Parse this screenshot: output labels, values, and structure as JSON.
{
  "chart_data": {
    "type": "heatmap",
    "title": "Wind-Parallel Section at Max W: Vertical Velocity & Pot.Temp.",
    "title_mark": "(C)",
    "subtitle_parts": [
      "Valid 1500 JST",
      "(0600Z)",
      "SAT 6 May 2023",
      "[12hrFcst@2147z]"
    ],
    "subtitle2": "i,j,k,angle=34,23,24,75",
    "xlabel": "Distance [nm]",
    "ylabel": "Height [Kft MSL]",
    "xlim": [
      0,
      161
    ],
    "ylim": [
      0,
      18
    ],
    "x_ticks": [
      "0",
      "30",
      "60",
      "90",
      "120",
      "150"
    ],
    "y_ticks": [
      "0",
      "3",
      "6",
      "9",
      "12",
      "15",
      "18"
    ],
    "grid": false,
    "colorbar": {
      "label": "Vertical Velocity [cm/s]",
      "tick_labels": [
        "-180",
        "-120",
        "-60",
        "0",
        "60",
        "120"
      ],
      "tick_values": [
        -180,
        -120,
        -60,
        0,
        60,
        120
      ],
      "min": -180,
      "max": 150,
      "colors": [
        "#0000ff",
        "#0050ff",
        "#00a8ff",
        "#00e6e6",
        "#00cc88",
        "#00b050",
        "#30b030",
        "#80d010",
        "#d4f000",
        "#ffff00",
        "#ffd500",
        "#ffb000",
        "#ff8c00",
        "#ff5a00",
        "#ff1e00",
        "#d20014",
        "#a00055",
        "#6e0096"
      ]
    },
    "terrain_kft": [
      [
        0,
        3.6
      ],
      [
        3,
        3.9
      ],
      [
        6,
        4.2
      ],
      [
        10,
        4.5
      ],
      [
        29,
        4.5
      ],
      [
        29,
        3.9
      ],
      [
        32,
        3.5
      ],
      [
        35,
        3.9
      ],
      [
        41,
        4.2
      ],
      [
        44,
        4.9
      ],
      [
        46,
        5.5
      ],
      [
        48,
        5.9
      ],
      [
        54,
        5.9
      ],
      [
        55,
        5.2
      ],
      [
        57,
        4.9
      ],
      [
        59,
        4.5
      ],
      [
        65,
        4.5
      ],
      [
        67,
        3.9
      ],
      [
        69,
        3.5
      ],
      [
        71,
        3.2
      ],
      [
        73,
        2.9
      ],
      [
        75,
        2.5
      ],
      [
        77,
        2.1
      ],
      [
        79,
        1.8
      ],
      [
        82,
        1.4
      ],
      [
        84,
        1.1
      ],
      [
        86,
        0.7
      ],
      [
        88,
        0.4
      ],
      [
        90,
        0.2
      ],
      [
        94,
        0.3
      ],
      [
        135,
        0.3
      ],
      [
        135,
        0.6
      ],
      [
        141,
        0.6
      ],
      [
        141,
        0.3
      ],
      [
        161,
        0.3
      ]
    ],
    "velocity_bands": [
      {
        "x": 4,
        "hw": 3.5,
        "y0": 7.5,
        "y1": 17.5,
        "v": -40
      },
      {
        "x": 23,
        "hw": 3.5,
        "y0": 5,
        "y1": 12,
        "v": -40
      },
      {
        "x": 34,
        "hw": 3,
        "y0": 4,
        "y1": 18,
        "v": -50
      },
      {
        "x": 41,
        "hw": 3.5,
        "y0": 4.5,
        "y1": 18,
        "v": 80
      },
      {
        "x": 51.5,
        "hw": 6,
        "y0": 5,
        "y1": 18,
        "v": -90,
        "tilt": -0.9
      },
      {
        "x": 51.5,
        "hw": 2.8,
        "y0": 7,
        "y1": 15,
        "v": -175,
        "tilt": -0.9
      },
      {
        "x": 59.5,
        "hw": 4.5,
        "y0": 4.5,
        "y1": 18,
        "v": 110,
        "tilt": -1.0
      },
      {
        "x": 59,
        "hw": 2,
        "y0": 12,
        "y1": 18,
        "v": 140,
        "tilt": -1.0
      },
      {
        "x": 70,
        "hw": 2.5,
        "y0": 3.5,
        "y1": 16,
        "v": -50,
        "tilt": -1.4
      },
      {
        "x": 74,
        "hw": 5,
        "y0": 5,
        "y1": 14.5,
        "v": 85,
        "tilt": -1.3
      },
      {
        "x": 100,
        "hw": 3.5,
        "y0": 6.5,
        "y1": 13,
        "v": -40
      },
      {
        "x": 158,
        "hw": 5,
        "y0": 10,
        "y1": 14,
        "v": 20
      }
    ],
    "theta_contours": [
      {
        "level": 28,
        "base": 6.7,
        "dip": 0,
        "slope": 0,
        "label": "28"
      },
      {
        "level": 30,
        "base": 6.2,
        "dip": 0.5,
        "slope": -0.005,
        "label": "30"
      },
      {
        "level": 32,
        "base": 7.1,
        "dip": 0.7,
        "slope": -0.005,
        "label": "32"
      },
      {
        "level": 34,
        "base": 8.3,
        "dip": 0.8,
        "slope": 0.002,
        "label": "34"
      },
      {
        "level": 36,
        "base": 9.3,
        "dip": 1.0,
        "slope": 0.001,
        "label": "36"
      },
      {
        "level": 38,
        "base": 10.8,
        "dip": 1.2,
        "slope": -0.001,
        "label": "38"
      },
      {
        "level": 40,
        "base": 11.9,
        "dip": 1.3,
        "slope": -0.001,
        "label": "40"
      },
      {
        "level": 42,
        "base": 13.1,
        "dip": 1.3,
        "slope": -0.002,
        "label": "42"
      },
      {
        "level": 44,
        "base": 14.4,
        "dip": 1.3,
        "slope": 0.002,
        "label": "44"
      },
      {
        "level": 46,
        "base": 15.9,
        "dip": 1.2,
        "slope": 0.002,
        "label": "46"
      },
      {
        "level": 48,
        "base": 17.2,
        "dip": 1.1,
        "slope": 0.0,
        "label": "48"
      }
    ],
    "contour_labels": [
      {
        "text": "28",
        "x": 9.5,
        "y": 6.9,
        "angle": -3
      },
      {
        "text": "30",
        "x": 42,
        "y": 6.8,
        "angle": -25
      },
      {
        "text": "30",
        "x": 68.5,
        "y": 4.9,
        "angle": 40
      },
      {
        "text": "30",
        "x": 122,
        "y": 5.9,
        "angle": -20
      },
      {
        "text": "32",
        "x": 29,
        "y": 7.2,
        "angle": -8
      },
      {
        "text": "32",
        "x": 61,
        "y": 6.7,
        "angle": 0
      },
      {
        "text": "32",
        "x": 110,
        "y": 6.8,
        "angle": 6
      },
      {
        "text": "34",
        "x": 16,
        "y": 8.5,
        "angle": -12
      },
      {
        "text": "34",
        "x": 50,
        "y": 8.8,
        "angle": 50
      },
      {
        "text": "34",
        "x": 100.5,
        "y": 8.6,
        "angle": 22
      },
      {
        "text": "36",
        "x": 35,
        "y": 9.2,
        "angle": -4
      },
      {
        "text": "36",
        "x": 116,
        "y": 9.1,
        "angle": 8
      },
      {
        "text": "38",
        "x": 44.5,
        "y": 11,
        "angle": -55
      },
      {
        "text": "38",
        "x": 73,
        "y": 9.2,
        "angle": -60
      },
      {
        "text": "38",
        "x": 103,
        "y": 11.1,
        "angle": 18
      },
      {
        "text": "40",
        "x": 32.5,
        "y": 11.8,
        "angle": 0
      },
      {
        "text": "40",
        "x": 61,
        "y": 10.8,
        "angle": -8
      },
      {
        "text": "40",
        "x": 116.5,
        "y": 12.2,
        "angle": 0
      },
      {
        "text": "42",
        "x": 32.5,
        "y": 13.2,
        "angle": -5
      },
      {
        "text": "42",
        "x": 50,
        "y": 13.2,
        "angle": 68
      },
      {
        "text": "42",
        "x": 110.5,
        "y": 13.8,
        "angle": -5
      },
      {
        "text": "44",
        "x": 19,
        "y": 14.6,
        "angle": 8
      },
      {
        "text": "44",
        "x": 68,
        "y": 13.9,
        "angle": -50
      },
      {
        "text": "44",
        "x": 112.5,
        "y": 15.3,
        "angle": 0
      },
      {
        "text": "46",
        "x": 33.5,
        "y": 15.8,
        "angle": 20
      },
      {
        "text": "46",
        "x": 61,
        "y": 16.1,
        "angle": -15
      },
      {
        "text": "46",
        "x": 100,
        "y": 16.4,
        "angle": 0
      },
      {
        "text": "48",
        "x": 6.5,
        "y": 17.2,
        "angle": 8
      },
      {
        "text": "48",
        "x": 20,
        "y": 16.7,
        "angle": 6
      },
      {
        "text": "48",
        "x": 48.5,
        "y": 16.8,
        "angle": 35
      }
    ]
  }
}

···

__Your objective__.
Give the count of lines that hold the word "level", with nothing added.

__Final answer__.
11